Written exercise:
Drop the images; return everything else in the listing below exactly.

Provided information:
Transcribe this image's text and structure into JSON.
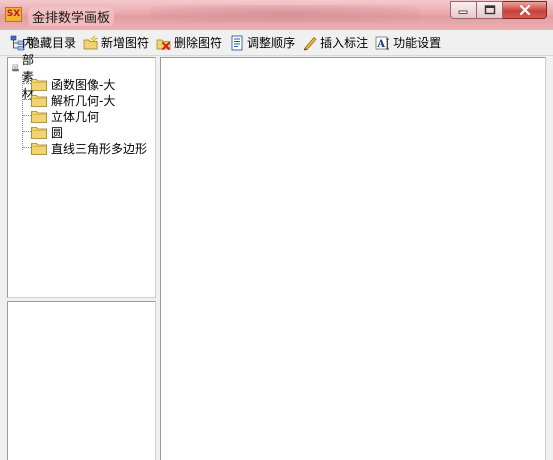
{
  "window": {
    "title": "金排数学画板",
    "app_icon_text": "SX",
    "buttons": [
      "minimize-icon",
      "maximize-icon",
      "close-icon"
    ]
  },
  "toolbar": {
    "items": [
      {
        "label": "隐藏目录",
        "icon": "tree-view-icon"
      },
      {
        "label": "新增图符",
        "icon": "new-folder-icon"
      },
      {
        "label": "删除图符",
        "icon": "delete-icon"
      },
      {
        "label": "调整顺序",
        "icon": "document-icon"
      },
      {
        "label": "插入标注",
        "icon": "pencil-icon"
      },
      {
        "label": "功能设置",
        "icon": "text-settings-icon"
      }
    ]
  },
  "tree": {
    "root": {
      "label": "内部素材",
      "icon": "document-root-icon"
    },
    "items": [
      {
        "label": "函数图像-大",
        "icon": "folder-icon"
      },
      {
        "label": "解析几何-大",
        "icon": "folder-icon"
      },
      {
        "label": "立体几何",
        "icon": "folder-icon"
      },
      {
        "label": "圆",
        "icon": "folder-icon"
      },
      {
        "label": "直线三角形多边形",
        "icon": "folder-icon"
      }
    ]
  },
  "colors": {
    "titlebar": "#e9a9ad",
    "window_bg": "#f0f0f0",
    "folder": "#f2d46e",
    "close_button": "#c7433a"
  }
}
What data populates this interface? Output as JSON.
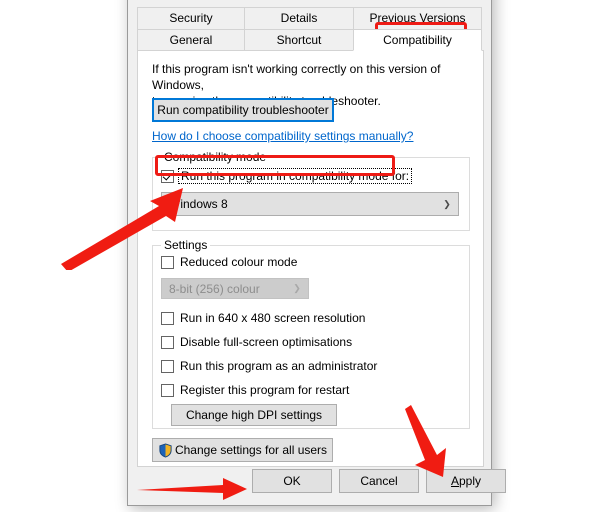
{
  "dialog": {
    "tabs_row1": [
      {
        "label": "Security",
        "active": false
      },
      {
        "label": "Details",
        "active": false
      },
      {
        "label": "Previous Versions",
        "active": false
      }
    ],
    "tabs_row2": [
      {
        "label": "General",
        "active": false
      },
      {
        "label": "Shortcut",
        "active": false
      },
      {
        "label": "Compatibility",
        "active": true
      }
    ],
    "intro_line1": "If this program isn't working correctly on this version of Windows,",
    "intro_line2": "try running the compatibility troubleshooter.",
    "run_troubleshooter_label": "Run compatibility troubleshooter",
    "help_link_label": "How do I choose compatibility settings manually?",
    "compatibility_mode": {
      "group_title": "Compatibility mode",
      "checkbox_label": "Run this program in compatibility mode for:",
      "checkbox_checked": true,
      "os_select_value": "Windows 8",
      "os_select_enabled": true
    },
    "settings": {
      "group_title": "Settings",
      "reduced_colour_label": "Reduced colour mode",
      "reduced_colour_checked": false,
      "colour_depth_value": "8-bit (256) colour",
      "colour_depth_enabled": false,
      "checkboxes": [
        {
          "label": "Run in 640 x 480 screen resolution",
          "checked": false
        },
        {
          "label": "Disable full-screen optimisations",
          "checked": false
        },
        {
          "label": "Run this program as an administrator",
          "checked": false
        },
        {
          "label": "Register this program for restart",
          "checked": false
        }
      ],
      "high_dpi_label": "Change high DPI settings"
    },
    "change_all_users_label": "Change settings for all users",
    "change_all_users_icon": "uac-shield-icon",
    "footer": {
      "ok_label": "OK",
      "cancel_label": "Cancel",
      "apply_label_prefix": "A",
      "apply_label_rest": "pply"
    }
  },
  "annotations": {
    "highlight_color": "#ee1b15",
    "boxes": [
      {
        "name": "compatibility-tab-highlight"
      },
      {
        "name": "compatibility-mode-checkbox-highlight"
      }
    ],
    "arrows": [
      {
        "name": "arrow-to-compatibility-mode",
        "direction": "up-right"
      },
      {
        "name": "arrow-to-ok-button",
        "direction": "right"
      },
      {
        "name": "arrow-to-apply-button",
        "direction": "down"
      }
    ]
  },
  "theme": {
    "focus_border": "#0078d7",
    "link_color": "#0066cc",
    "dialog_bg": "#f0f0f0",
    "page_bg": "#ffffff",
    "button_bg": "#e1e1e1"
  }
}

Exercise response:
Transcribe this image's text and structure into JSON.
{
  "window": {
    "title": "金排数学画板",
    "app_icon_text": "SX",
    "buttons": [
      "minimize-icon",
      "maximize-icon",
      "close-icon"
    ]
  },
  "toolbar": {
    "items": [
      {
        "label": "隐藏目录",
        "icon": "tree-view-icon"
      },
      {
        "label": "新增图符",
        "icon": "new-folder-icon"
      },
      {
        "label": "删除图符",
        "icon": "delete-icon"
      },
      {
        "label": "调整顺序",
        "icon": "document-icon"
      },
      {
        "label": "插入标注",
        "icon": "pencil-icon"
      },
      {
        "label": "功能设置",
        "icon": "text-settings-icon"
      }
    ]
  },
  "tree": {
    "root": {
      "label": "内部素材",
      "icon": "document-root-icon"
    },
    "items": [
      {
        "label": "函数图像-大",
        "icon": "folder-icon"
      },
      {
        "label": "解析几何-大",
        "icon": "folder-icon"
      },
      {
        "label": "立体几何",
        "icon": "folder-icon"
      },
      {
        "label": "圆",
        "icon": "folder-icon"
      },
      {
        "label": "直线三角形多边形",
        "icon": "folder-icon"
      }
    ]
  },
  "colors": {
    "titlebar": "#e9a9ad",
    "window_bg": "#f0f0f0",
    "folder": "#f2d46e",
    "close_button": "#c7433a"
  }
}
What data populates this interface? Output as JSON.
{
  "dialog": {
    "tabs_row1": [
      {
        "label": "Security",
        "active": false
      },
      {
        "label": "Details",
        "active": false
      },
      {
        "label": "Previous Versions",
        "active": false
      }
    ],
    "tabs_row2": [
      {
        "label": "General",
        "active": false
      },
      {
        "label": "Shortcut",
        "active": false
      },
      {
        "label": "Compatibility",
        "active": true
      }
    ],
    "intro_line1": "If this program isn't working correctly on this version of Windows,",
    "intro_line2": "try running the compatibility troubleshooter.",
    "run_troubleshooter_label": "Run compatibility troubleshooter",
    "help_link_label": "How do I choose compatibility settings manually?",
    "compatibility_mode": {
      "group_title": "Compatibility mode",
      "checkbox_label": "Run this program in compatibility mode for:",
      "checkbox_checked": true,
      "os_select_value": "Windows 8",
      "os_select_enabled": true
    },
    "settings": {
      "group_title": "Settings",
      "reduced_colour_label": "Reduced colour mode",
      "reduced_colour_checked": false,
      "colour_depth_value": "8-bit (256) colour",
      "colour_depth_enabled": false,
      "checkboxes": [
        {
          "label": "Run in 640 x 480 screen resolution",
          "checked": false
        },
        {
          "label": "Disable full-screen optimisations",
          "checked": false
        },
        {
          "label": "Run this program as an administrator",
          "checked": false
        },
        {
          "label": "Register this program for restart",
          "checked": false
        }
      ],
      "high_dpi_label": "Change high DPI settings"
    },
    "change_all_users_label": "Change settings for all users",
    "change_all_users_icon": "uac-shield-icon",
    "footer": {
      "ok_label": "OK",
      "cancel_label": "Cancel",
      "apply_label_prefix": "A",
      "apply_label_rest": "pply"
    }
  },
  "annotations": {
    "highlight_color": "#ee1b15",
    "boxes": [
      {
        "name": "compatibility-tab-highlight"
      },
      {
        "name": "compatibility-mode-checkbox-highlight"
      }
    ],
    "arrows": [
      {
        "name": "arrow-to-compatibility-mode",
        "direction": "up-right"
      },
      {
        "name": "arrow-to-ok-button",
        "direction": "right"
      },
      {
        "name": "arrow-to-apply-button",
        "direction": "down"
      }
    ]
  },
  "theme": {
    "focus_border": "#0078d7",
    "link_color": "#0066cc",
    "dialog_bg": "#f0f0f0",
    "page_bg": "#ffffff",
    "button_bg": "#e1e1e1"
  }
}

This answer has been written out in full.